======== Input ========

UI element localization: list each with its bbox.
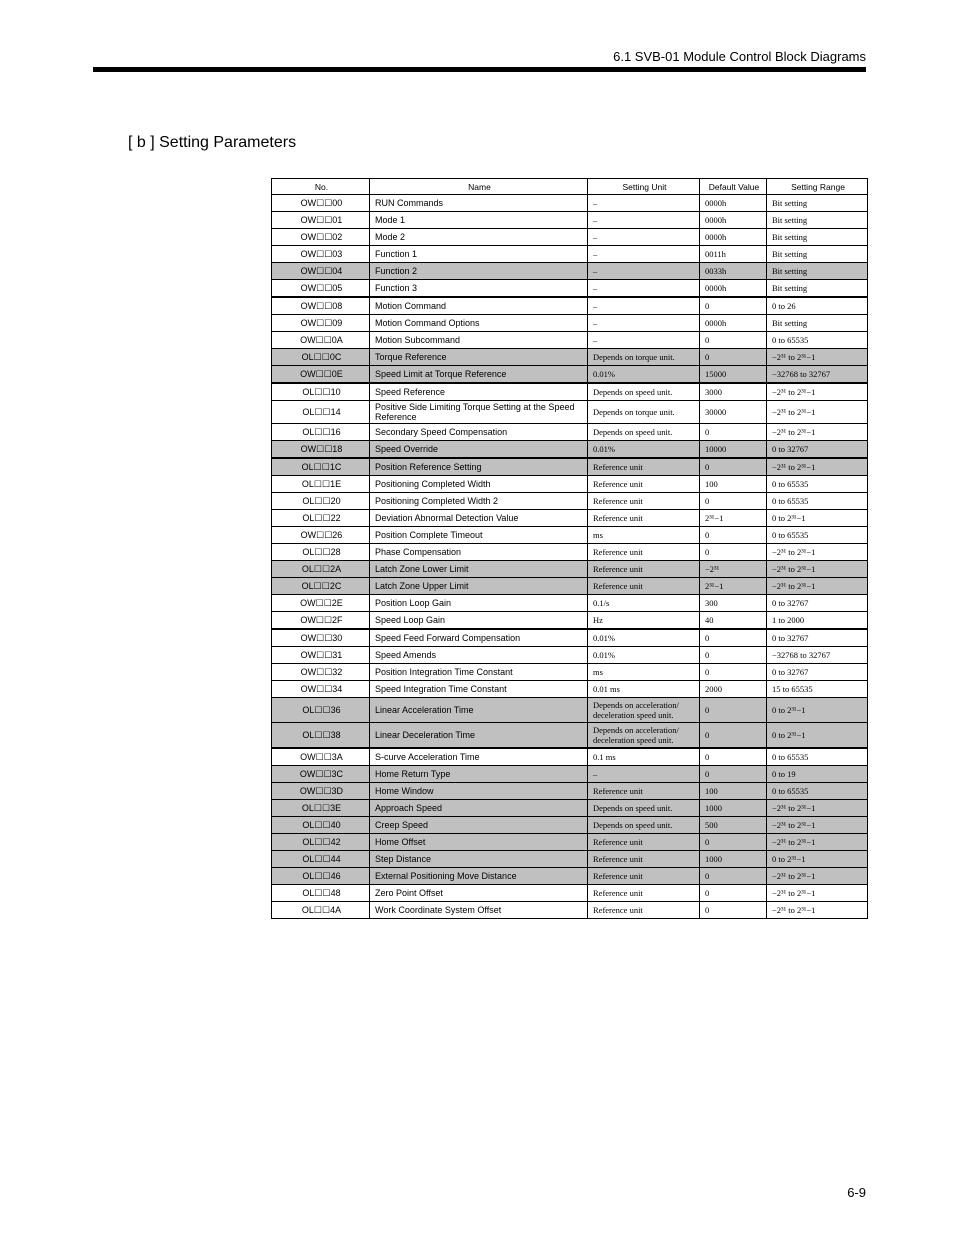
param-default-value: 2³¹−1 — [700, 510, 767, 527]
table-row — [272, 544, 868, 561]
param-setting-range: −2³¹ to 2³¹−1 — [767, 349, 868, 366]
param-number: OL☐☐38 — [272, 723, 370, 749]
param-default-value: 0000h — [700, 195, 767, 212]
param-setting-range: 0 to 19 — [767, 766, 868, 783]
param-number: OL☐☐48 — [272, 885, 370, 902]
param-default-value: −2³¹ — [700, 561, 767, 578]
param-setting-unit: Depends on speed unit. — [588, 817, 700, 834]
param-setting-unit: – — [588, 766, 700, 783]
param-setting-unit: 0.1/s — [588, 595, 700, 612]
table-row — [272, 441, 868, 459]
param-name: Creep Speed — [370, 817, 588, 834]
param-default-value: 30000 — [700, 401, 767, 424]
param-name: Home Return Type — [370, 766, 588, 783]
param-setting-range: −2³¹ to 2³¹−1 — [767, 561, 868, 578]
param-setting-unit: Depends on torque unit. — [588, 349, 700, 366]
table-row — [272, 246, 868, 263]
param-name: Speed Override — [370, 441, 588, 459]
param-number: OW☐☐01 — [272, 212, 370, 229]
param-setting-range: −2³¹ to 2³¹−1 — [767, 902, 868, 919]
param-default-value: 2000 — [700, 681, 767, 698]
param-name: S-curve Acceleration Time — [370, 748, 588, 766]
param-number: OL☐☐28 — [272, 544, 370, 561]
param-number: OL☐☐1C — [272, 458, 370, 476]
table-row — [272, 834, 868, 851]
param-name: Positive Side Limiting Torque Setting at the Speed Reference — [370, 401, 588, 424]
param-setting-unit: – — [588, 297, 700, 315]
param-default-value: 500 — [700, 817, 767, 834]
param-setting-unit: – — [588, 280, 700, 298]
table-row — [272, 868, 868, 885]
table-row — [272, 681, 868, 698]
column-header-default-value: Default Value — [700, 179, 767, 195]
section-title: [ b ] Setting Parameters — [128, 134, 297, 151]
param-default-value: 2³¹−1 — [700, 578, 767, 595]
param-number: OL☐☐2A — [272, 561, 370, 578]
header-rule — [93, 67, 866, 72]
param-setting-unit: Reference unit — [588, 783, 700, 800]
param-name: Linear Acceleration Time — [370, 698, 588, 723]
param-number: OL☐☐10 — [272, 383, 370, 401]
param-default-value: 0 — [700, 493, 767, 510]
param-name: Phase Compensation — [370, 544, 588, 561]
table-header-row — [272, 179, 868, 195]
param-setting-range: 0 to 65535 — [767, 476, 868, 493]
param-name: Position Reference Setting — [370, 458, 588, 476]
param-name: Positioning Completed Width 2 — [370, 493, 588, 510]
param-setting-range: 0 to 65535 — [767, 332, 868, 349]
table-row — [272, 527, 868, 544]
table-row — [272, 647, 868, 664]
param-setting-unit: Reference unit — [588, 476, 700, 493]
param-number: OL☐☐3E — [272, 800, 370, 817]
param-number: OL☐☐0C — [272, 349, 370, 366]
table-row — [272, 212, 868, 229]
table-row — [272, 766, 868, 783]
param-setting-range: −2³¹ to 2³¹−1 — [767, 868, 868, 885]
param-number: OW☐☐30 — [272, 629, 370, 647]
param-name: Position Integration Time Constant — [370, 664, 588, 681]
param-default-value: 0000h — [700, 212, 767, 229]
param-setting-unit: Depends on speed unit. — [588, 424, 700, 441]
table-row — [272, 315, 868, 332]
param-setting-range: Bit setting — [767, 229, 868, 246]
param-number: OL☐☐14 — [272, 401, 370, 424]
param-default-value: 0 — [700, 527, 767, 544]
column-header-setting-unit: Setting Unit — [588, 179, 700, 195]
table-row — [272, 783, 868, 800]
param-number: OL☐☐40 — [272, 817, 370, 834]
param-default-value: 15000 — [700, 366, 767, 384]
param-setting-unit: Reference unit — [588, 493, 700, 510]
param-default-value: 0 — [700, 885, 767, 902]
param-number: OW☐☐31 — [272, 647, 370, 664]
param-setting-range: −32768 to 32767 — [767, 647, 868, 664]
table-row — [272, 698, 868, 723]
table-row — [272, 902, 868, 919]
param-name: Motion Subcommand — [370, 332, 588, 349]
param-default-value: 100 — [700, 476, 767, 493]
param-number: OL☐☐16 — [272, 424, 370, 441]
param-setting-unit: ms — [588, 527, 700, 544]
param-setting-range: 0 to 2³¹−1 — [767, 851, 868, 868]
param-default-value: 0000h — [700, 315, 767, 332]
param-number: OW☐☐05 — [272, 280, 370, 298]
param-setting-range: 0 to 65535 — [767, 783, 868, 800]
param-setting-unit: Reference unit — [588, 902, 700, 919]
param-name: Torque Reference — [370, 349, 588, 366]
param-default-value: 0 — [700, 902, 767, 919]
table-row — [272, 664, 868, 681]
table-row — [272, 578, 868, 595]
param-setting-unit: Reference unit — [588, 851, 700, 868]
param-setting-range: −2³¹ to 2³¹−1 — [767, 401, 868, 424]
param-default-value: 0 — [700, 766, 767, 783]
param-default-value: 0 — [700, 629, 767, 647]
param-name: Secondary Speed Compensation — [370, 424, 588, 441]
param-setting-unit: 0.1 ms — [588, 748, 700, 766]
table-row — [272, 297, 868, 315]
param-number: OL☐☐2C — [272, 578, 370, 595]
param-default-value: 0 — [700, 332, 767, 349]
param-number: OL☐☐36 — [272, 698, 370, 723]
column-header-no: No. — [272, 179, 370, 195]
param-setting-range: 0 to 2³¹−1 — [767, 723, 868, 749]
param-number: OW☐☐32 — [272, 664, 370, 681]
param-setting-range: 15 to 65535 — [767, 681, 868, 698]
table-row — [272, 510, 868, 527]
table-row — [272, 800, 868, 817]
param-setting-range: Bit setting — [767, 212, 868, 229]
param-setting-unit: Reference unit — [588, 834, 700, 851]
param-name: Function 1 — [370, 246, 588, 263]
table-row — [272, 612, 868, 630]
param-setting-unit: – — [588, 263, 700, 280]
table-row — [272, 629, 868, 647]
param-default-value: 0033h — [700, 263, 767, 280]
param-name: Step Distance — [370, 851, 588, 868]
param-default-value: 0011h — [700, 246, 767, 263]
param-default-value: 0 — [700, 698, 767, 723]
param-default-value: 0 — [700, 723, 767, 749]
param-setting-range: 0 to 65535 — [767, 493, 868, 510]
param-default-value: 0 — [700, 297, 767, 315]
table-row — [272, 561, 868, 578]
param-number: OW☐☐3A — [272, 748, 370, 766]
table-row — [272, 366, 868, 384]
param-setting-range: 0 to 2³¹−1 — [767, 510, 868, 527]
param-setting-unit: 0.01% — [588, 441, 700, 459]
param-setting-range: −2³¹ to 2³¹−1 — [767, 458, 868, 476]
table-row — [272, 332, 868, 349]
param-number: OW☐☐09 — [272, 315, 370, 332]
param-setting-unit: Reference unit — [588, 458, 700, 476]
param-default-value: 0000h — [700, 229, 767, 246]
param-setting-range: Bit setting — [767, 246, 868, 263]
param-default-value: 0 — [700, 458, 767, 476]
param-setting-range: 0 to 32767 — [767, 441, 868, 459]
param-setting-unit: 0.01 ms — [588, 681, 700, 698]
table-row — [272, 885, 868, 902]
param-setting-unit: ms — [588, 664, 700, 681]
param-setting-range: −2³¹ to 2³¹−1 — [767, 544, 868, 561]
param-name: Position Loop Gain — [370, 595, 588, 612]
param-setting-unit: 0.01% — [588, 629, 700, 647]
param-setting-range: 0 to 65535 — [767, 748, 868, 766]
param-setting-range: 0 to 32767 — [767, 629, 868, 647]
table-row — [272, 458, 868, 476]
param-default-value: 0 — [700, 349, 767, 366]
param-name: External Positioning Move Distance — [370, 868, 588, 885]
param-name: Speed Loop Gain — [370, 612, 588, 630]
param-name: Function 2 — [370, 263, 588, 280]
param-setting-unit: Depends on speed unit. — [588, 800, 700, 817]
param-number: OL☐☐44 — [272, 851, 370, 868]
param-number: OW☐☐2E — [272, 595, 370, 612]
param-default-value: 40 — [700, 612, 767, 630]
param-name: Home Offset — [370, 834, 588, 851]
param-number: OL☐☐46 — [272, 868, 370, 885]
param-name: Deviation Abnormal Detection Value — [370, 510, 588, 527]
table-row — [272, 401, 868, 424]
param-number: OW☐☐26 — [272, 527, 370, 544]
param-setting-unit: – — [588, 229, 700, 246]
param-setting-range: 0 to 2³¹−1 — [767, 698, 868, 723]
param-number: OW☐☐02 — [272, 229, 370, 246]
param-number: OW☐☐3D — [272, 783, 370, 800]
param-number: OW☐☐18 — [272, 441, 370, 459]
param-setting-unit: Reference unit — [588, 544, 700, 561]
param-name: Function 3 — [370, 280, 588, 298]
param-setting-unit: Depends on torque unit. — [588, 401, 700, 424]
param-default-value: 0 — [700, 834, 767, 851]
param-setting-unit: 0.01% — [588, 647, 700, 664]
param-default-value: 300 — [700, 595, 767, 612]
param-setting-range: −2³¹ to 2³¹−1 — [767, 817, 868, 834]
param-setting-unit: Reference unit — [588, 561, 700, 578]
param-setting-range: −2³¹ to 2³¹−1 — [767, 885, 868, 902]
param-number: OL☐☐4A — [272, 902, 370, 919]
table-row — [272, 817, 868, 834]
param-name: Speed Limit at Torque Reference — [370, 366, 588, 384]
param-number: OW☐☐08 — [272, 297, 370, 315]
table-row — [272, 476, 868, 493]
param-name: Speed Reference — [370, 383, 588, 401]
param-number: OW☐☐3C — [272, 766, 370, 783]
param-default-value: 0 — [700, 868, 767, 885]
param-default-value: 0 — [700, 664, 767, 681]
param-number: OW☐☐03 — [272, 246, 370, 263]
param-setting-range: Bit setting — [767, 315, 868, 332]
param-default-value: 1000 — [700, 851, 767, 868]
param-default-value: 1000 — [700, 800, 767, 817]
param-setting-unit: Reference unit — [588, 868, 700, 885]
table-row — [272, 748, 868, 766]
param-name: Work Coordinate System Offset — [370, 902, 588, 919]
param-setting-range: 1 to 2000 — [767, 612, 868, 630]
param-number: OL☐☐22 — [272, 510, 370, 527]
param-setting-unit: – — [588, 246, 700, 263]
param-default-value: 0000h — [700, 280, 767, 298]
table-row — [272, 195, 868, 212]
param-setting-unit: Depends on acceleration/ deceleration speed unit. — [588, 698, 700, 723]
param-setting-unit: Depends on speed unit. — [588, 383, 700, 401]
param-number: OW☐☐00 — [272, 195, 370, 212]
param-default-value: 0 — [700, 424, 767, 441]
param-setting-unit: Reference unit — [588, 578, 700, 595]
param-name: Zero Point Offset — [370, 885, 588, 902]
param-name: Position Complete Timeout — [370, 527, 588, 544]
param-setting-unit: 0.01% — [588, 366, 700, 384]
param-setting-range: −2³¹ to 2³¹−1 — [767, 424, 868, 441]
table-row — [272, 851, 868, 868]
param-setting-range: −2³¹ to 2³¹−1 — [767, 834, 868, 851]
param-setting-unit: Reference unit — [588, 885, 700, 902]
param-number: OW☐☐04 — [272, 263, 370, 280]
table-row — [272, 493, 868, 510]
param-number: OW☐☐0E — [272, 366, 370, 384]
param-setting-range: 0 to 32767 — [767, 595, 868, 612]
param-setting-unit: – — [588, 212, 700, 229]
param-name: Mode 2 — [370, 229, 588, 246]
column-header-name: Name — [370, 179, 588, 195]
table-row — [272, 383, 868, 401]
param-setting-range: −2³¹ to 2³¹−1 — [767, 800, 868, 817]
table-row — [272, 229, 868, 246]
param-name: Latch Zone Upper Limit — [370, 578, 588, 595]
param-number: OW☐☐34 — [272, 681, 370, 698]
param-name: Latch Zone Lower Limit — [370, 561, 588, 578]
param-default-value: 3000 — [700, 383, 767, 401]
param-number: OL☐☐1E — [272, 476, 370, 493]
param-setting-unit: – — [588, 315, 700, 332]
param-number: OL☐☐42 — [272, 834, 370, 851]
param-setting-range: 0 to 26 — [767, 297, 868, 315]
param-setting-range: Bit setting — [767, 195, 868, 212]
param-name: Speed Amends — [370, 647, 588, 664]
param-setting-unit: – — [588, 195, 700, 212]
param-setting-unit: – — [588, 332, 700, 349]
param-default-value: 10000 — [700, 441, 767, 459]
param-name: RUN Commands — [370, 195, 588, 212]
param-setting-unit: Hz — [588, 612, 700, 630]
param-setting-range: 0 to 65535 — [767, 527, 868, 544]
param-setting-range: −32768 to 32767 — [767, 366, 868, 384]
param-setting-unit: Reference unit — [588, 510, 700, 527]
setting-parameters-table — [271, 178, 868, 919]
param-number: OW☐☐2F — [272, 612, 370, 630]
param-setting-unit: Depends on acceleration/ deceleration speed unit. — [588, 723, 700, 749]
param-default-value: 0 — [700, 544, 767, 561]
running-header: 6.1 SVB-01 Module Control Block Diagrams — [613, 49, 866, 64]
table-row — [272, 263, 868, 280]
param-number: OW☐☐0A — [272, 332, 370, 349]
table-body — [272, 195, 868, 919]
param-name: Motion Command — [370, 297, 588, 315]
param-setting-range: Bit setting — [767, 280, 868, 298]
param-name: Motion Command Options — [370, 315, 588, 332]
param-default-value: 0 — [700, 748, 767, 766]
param-setting-range: 0 to 32767 — [767, 664, 868, 681]
column-header-setting-range: Setting Range — [767, 179, 868, 195]
param-setting-range: −2³¹ to 2³¹−1 — [767, 383, 868, 401]
param-name: Linear Deceleration Time — [370, 723, 588, 749]
param-setting-range: Bit setting — [767, 263, 868, 280]
param-name: Mode 1 — [370, 212, 588, 229]
param-name: Speed Integration Time Constant — [370, 681, 588, 698]
param-default-value: 100 — [700, 783, 767, 800]
param-setting-range: −2³¹ to 2³¹−1 — [767, 578, 868, 595]
table-row — [272, 595, 868, 612]
param-name: Speed Feed Forward Compensation — [370, 629, 588, 647]
table-row — [272, 280, 868, 298]
table-row — [272, 349, 868, 366]
page-number: 6-9 — [847, 1185, 866, 1200]
param-default-value: 0 — [700, 647, 767, 664]
param-name: Home Window — [370, 783, 588, 800]
table-row — [272, 723, 868, 749]
param-number: OL☐☐20 — [272, 493, 370, 510]
param-name: Approach Speed — [370, 800, 588, 817]
param-name: Positioning Completed Width — [370, 476, 588, 493]
table-row — [272, 424, 868, 441]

========

Format the lines from the one containing "param-default-value: 2³¹−1 — [700, 510, 767, 527]" to the one containing "table-row — [272, 834, 868, 851]", both included, as a JSON list of strings with one string per line and blank lines omitted.

[
  "param-default-value: 2³¹−1 — [700, 510, 767, 527]",
  "table-row — [272, 544, 868, 561]",
  "param-setting-range: −2³¹ to 2³¹−1 — [767, 349, 868, 366]",
  "param-number: OL☐☐38 — [272, 723, 370, 749]",
  "param-default-value: 0000h — [700, 195, 767, 212]",
  "param-setting-range: 0 to 19 — [767, 766, 868, 783]",
  "param-number: OL☐☐48 — [272, 885, 370, 902]",
  "param-default-value: −2³¹ — [700, 561, 767, 578]",
  "param-setting-unit: Depends on speed unit. — [588, 817, 700, 834]",
  "param-setting-unit: – — [588, 766, 700, 783]",
  "param-setting-unit: 0.1/s — [588, 595, 700, 612]",
  "table-row — [272, 441, 868, 459]",
  "param-name: Creep Speed — [370, 817, 588, 834]",
  "param-default-value: 30000 — [700, 401, 767, 424]",
  "param-name: Home Return Type — [370, 766, 588, 783]",
  "param-setting-range: −2³¹ to 2³¹−1 — [767, 561, 868, 578]",
  "param-setting-unit: Depends on torque unit. — [588, 349, 700, 366]",
  "table-row — [272, 246, 868, 263]",
  "param-name: Speed Override — [370, 441, 588, 459]",
  "param-number: OW☐☐01 — [272, 212, 370, 229]",
  "param-setting-range: −2³¹ to 2³¹−1 — [767, 902, 868, 919]",
  "param-default-value: 2000 — [700, 681, 767, 698]",
  "param-name: S-curve Acceleration Time — [370, 748, 588, 766]",
  "param-number: OL☐☐28 — [272, 544, 370, 561]",
  "param-number: OL☐☐1C — [272, 458, 370, 476]",
  "table-row — [272, 834, 868, 851]"
]